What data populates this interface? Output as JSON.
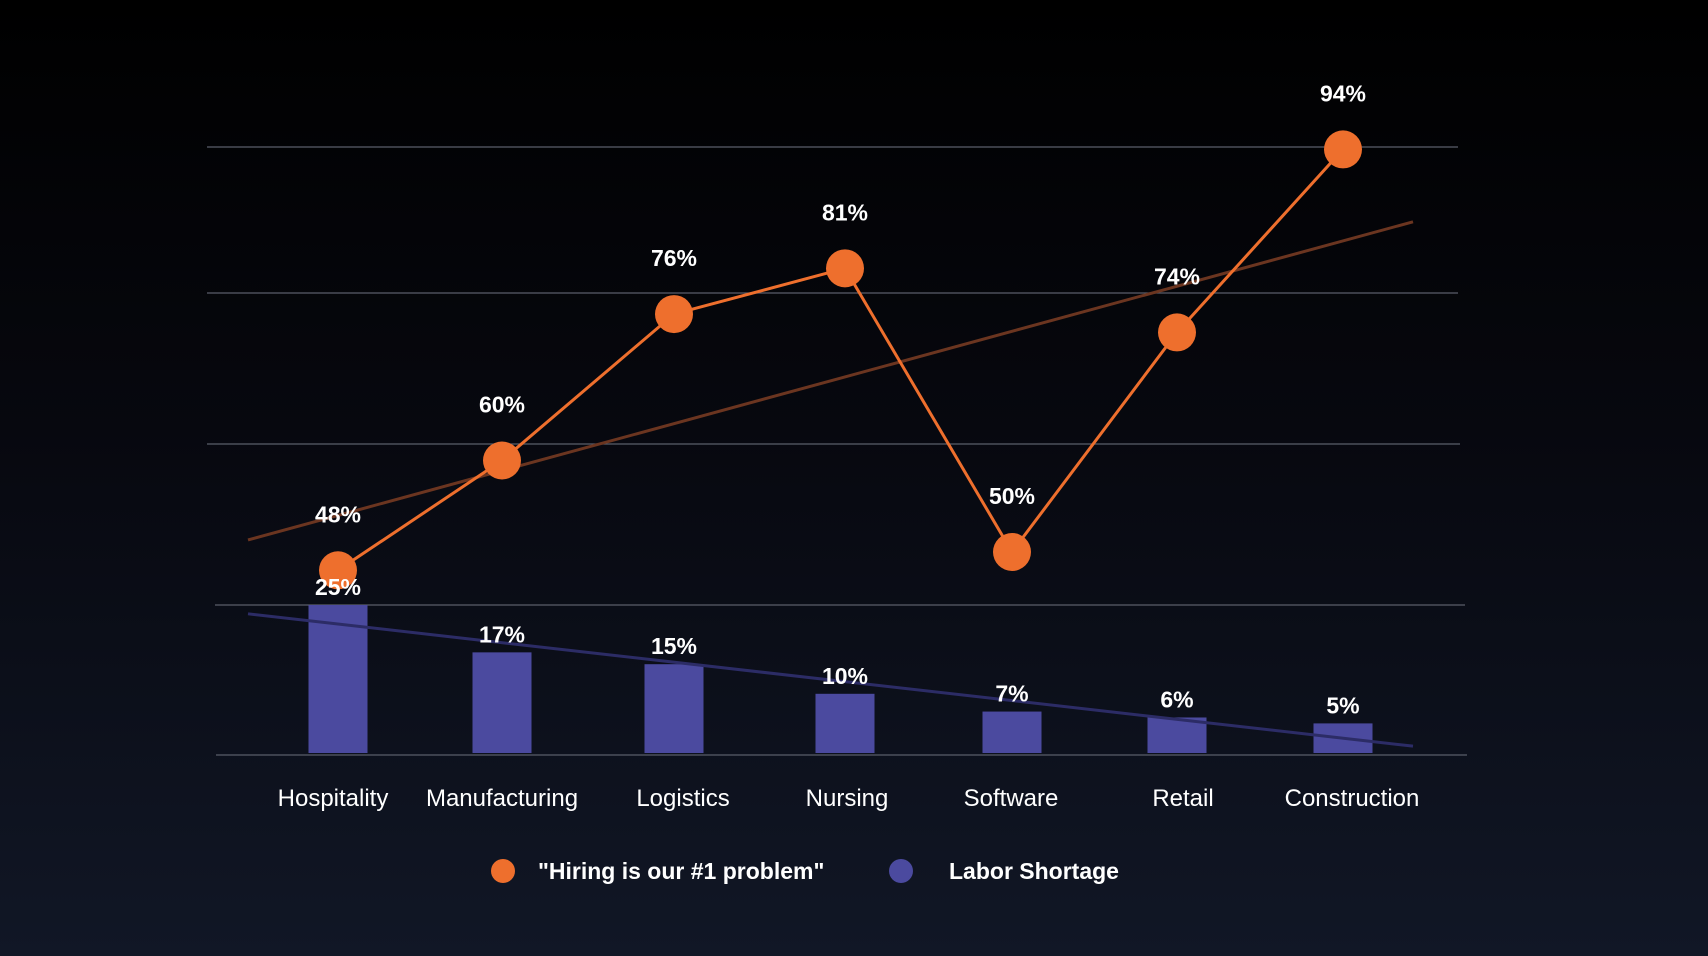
{
  "chart_data": {
    "type": "bar+line",
    "categories": [
      "Hospitality",
      "Manufacturing",
      "Logistics",
      "Nursing",
      "Software",
      "Retail",
      "Construction"
    ],
    "series": [
      {
        "name": "\"Hiring is our #1 problem\"",
        "type": "line",
        "color": "#ee6f2d",
        "values": [
          48,
          60,
          76,
          81,
          50,
          74,
          94
        ],
        "labels": [
          "48%",
          "60%",
          "76%",
          "81%",
          "50%",
          "74%",
          "94%"
        ],
        "trendline": true,
        "trendline_color": "#6b3520"
      },
      {
        "name": "Labor Shortage",
        "type": "bar",
        "color": "#4b4a9f",
        "values": [
          25,
          17,
          15,
          10,
          7,
          6,
          5
        ],
        "labels": [
          "25%",
          "17%",
          "15%",
          "10%",
          "7%",
          "6%",
          "5%"
        ],
        "trendline": true,
        "trendline_color": "#2c2c66"
      }
    ],
    "gridlines": true,
    "legend_position": "bottom-center",
    "title": "",
    "xlabel": "",
    "ylabel": ""
  }
}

What is asked:
Repeat each record exactly as shown above, dropping all images.

Task answer:
What data populates this interface? Output as JSON.
{
  "chart_data": {
    "type": "bar+line",
    "categories": [
      "Hospitality",
      "Manufacturing",
      "Logistics",
      "Nursing",
      "Software",
      "Retail",
      "Construction"
    ],
    "series": [
      {
        "name": "\"Hiring is our #1 problem\"",
        "type": "line",
        "color": "#ee6f2d",
        "values": [
          48,
          60,
          76,
          81,
          50,
          74,
          94
        ],
        "labels": [
          "48%",
          "60%",
          "76%",
          "81%",
          "50%",
          "74%",
          "94%"
        ],
        "trendline": true,
        "trendline_color": "#6b3520"
      },
      {
        "name": "Labor Shortage",
        "type": "bar",
        "color": "#4b4a9f",
        "values": [
          25,
          17,
          15,
          10,
          7,
          6,
          5
        ],
        "labels": [
          "25%",
          "17%",
          "15%",
          "10%",
          "7%",
          "6%",
          "5%"
        ],
        "trendline": true,
        "trendline_color": "#2c2c66"
      }
    ],
    "gridlines": true,
    "legend_position": "bottom-center",
    "title": "",
    "xlabel": "",
    "ylabel": ""
  }
}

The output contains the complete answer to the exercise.